# WRITTEN INSTRUCTION
Answer with one number only: the number of lines that include the word "icon".

* BEGIN GIVEN DATA *

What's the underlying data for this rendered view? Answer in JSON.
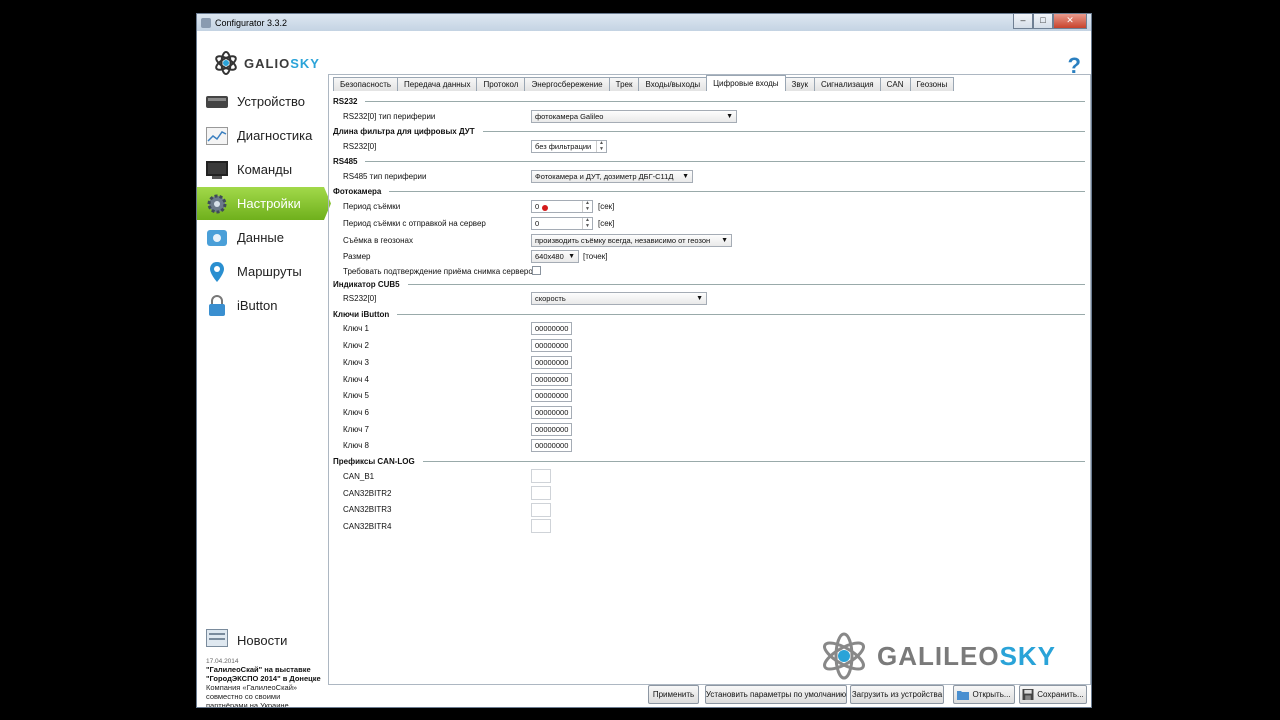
{
  "window": {
    "title": "Configurator 3.3.2"
  },
  "header": {
    "logo_left": "GALI",
    "logo_right": "SKY",
    "help": "?"
  },
  "sidebar": {
    "items": [
      {
        "label": "Устройство",
        "icon": "device-icon"
      },
      {
        "label": "Диагностика",
        "icon": "chart-icon"
      },
      {
        "label": "Команды",
        "icon": "terminal-icon"
      },
      {
        "label": "Настройки",
        "icon": "gear-icon"
      },
      {
        "label": "Данные",
        "icon": "data-icon"
      },
      {
        "label": "Маршруты",
        "icon": "map-pin-icon"
      },
      {
        "label": "iButton",
        "icon": "lock-icon"
      }
    ],
    "news": {
      "label": "Новости",
      "date": "17.04.2014",
      "headline": "\"ГалилеоСкай\" на выставке \"ГородЭКСПО 2014\" в Донецке",
      "body": "Компания «ГалилеоСкай» совместно со своими партнёрами на Украине"
    }
  },
  "tabs": [
    "Безопасность",
    "Передача данных",
    "Протокол",
    "Энергосбережение",
    "Трек",
    "Входы/выходы",
    "Цифровые входы",
    "Звук",
    "Сигнализация",
    "CAN",
    "Геозоны"
  ],
  "active_tab": "Цифровые входы",
  "sections": {
    "rs232": {
      "title": "RS232",
      "label": "RS232[0] тип периферии",
      "value": "фотокамера Galileo"
    },
    "filter": {
      "title": "Длина фильтра для цифровых ДУТ",
      "label": "RS232[0]",
      "value": "без фильтрации"
    },
    "rs485": {
      "title": "RS485",
      "label": "RS485 тип периферии",
      "value": "Фотокамера и ДУТ, дозиметр ДБГ-С11Д"
    },
    "camera": {
      "title": "Фотокамера",
      "period_label": "Период съёмки",
      "period_value": "0",
      "period_unit": "[сек]",
      "period_send_label": "Период съёмки с отправкой на сервер",
      "period_send_value": "0",
      "period_send_unit": "[сек]",
      "geozone_label": "Съёмка в геозонах",
      "geozone_value": "производить съёмку всегда, независимо от геозон",
      "size_label": "Размер",
      "size_value": "640x480",
      "size_unit": "[точек]",
      "confirm_label": "Требовать подтверждение приёма снимка сервером"
    },
    "cub5": {
      "title": "Индикатор CUB5",
      "label": "RS232[0]",
      "value": "скорость"
    },
    "ibutton": {
      "title": "Ключи iButton",
      "keys": [
        {
          "label": "Ключ 1",
          "value": "00000000"
        },
        {
          "label": "Ключ 2",
          "value": "00000000"
        },
        {
          "label": "Ключ 3",
          "value": "00000000"
        },
        {
          "label": "Ключ 4",
          "value": "00000000"
        },
        {
          "label": "Ключ 5",
          "value": "00000000"
        },
        {
          "label": "Ключ 6",
          "value": "00000000"
        },
        {
          "label": "Ключ 7",
          "value": "00000000"
        },
        {
          "label": "Ключ 8",
          "value": "00000000"
        }
      ]
    },
    "canlog": {
      "title": "Префиксы CAN-LOG",
      "items": [
        "CAN_B1",
        "CAN32BITR2",
        "CAN32BITR3",
        "CAN32BITR4"
      ]
    }
  },
  "brand": {
    "left": "GALILEO",
    "right": "SKY"
  },
  "buttons": {
    "apply": "Применить",
    "defaults": "Установить параметры по умолчанию",
    "load": "Загрузить из устройства",
    "open": "Открыть...",
    "save": "Сохранить..."
  },
  "colors": {
    "accent_green": "#7fbf2a",
    "brand_blue": "#2aa3d8"
  }
}
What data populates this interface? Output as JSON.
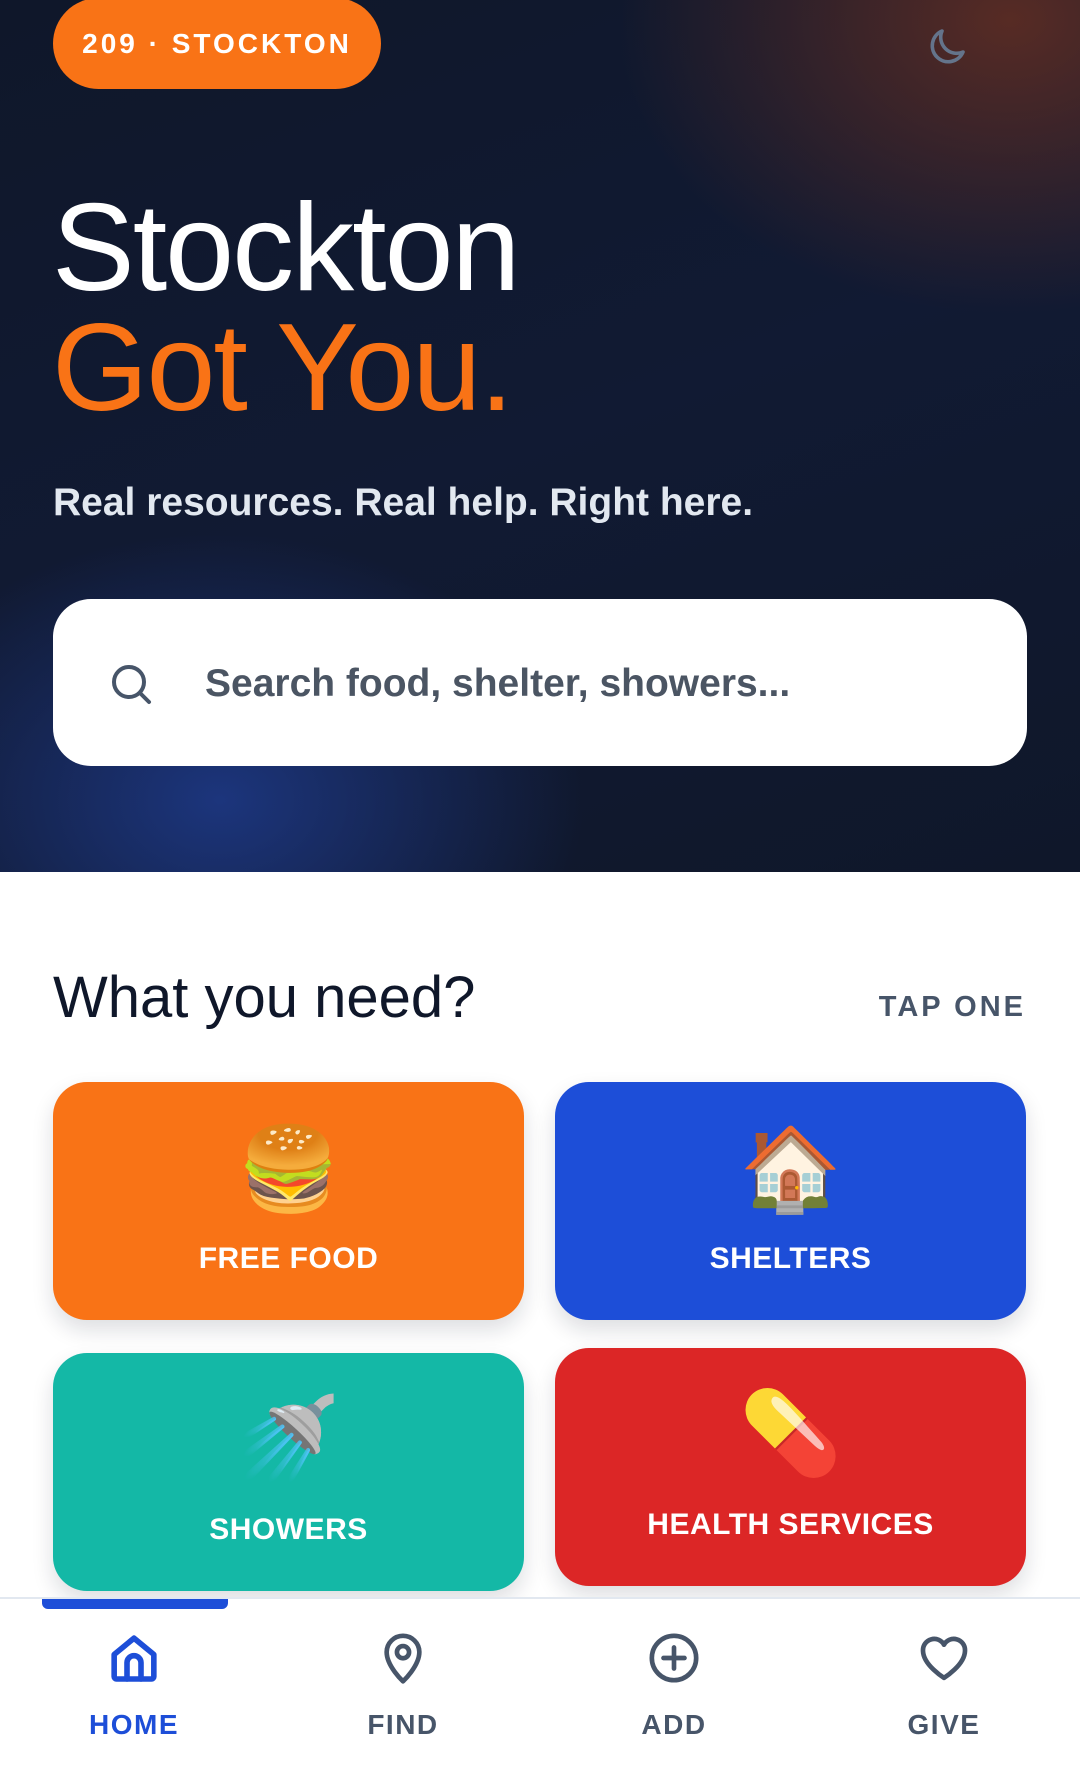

* END GIVEN DATA *

# FINISHED EXERCISE
7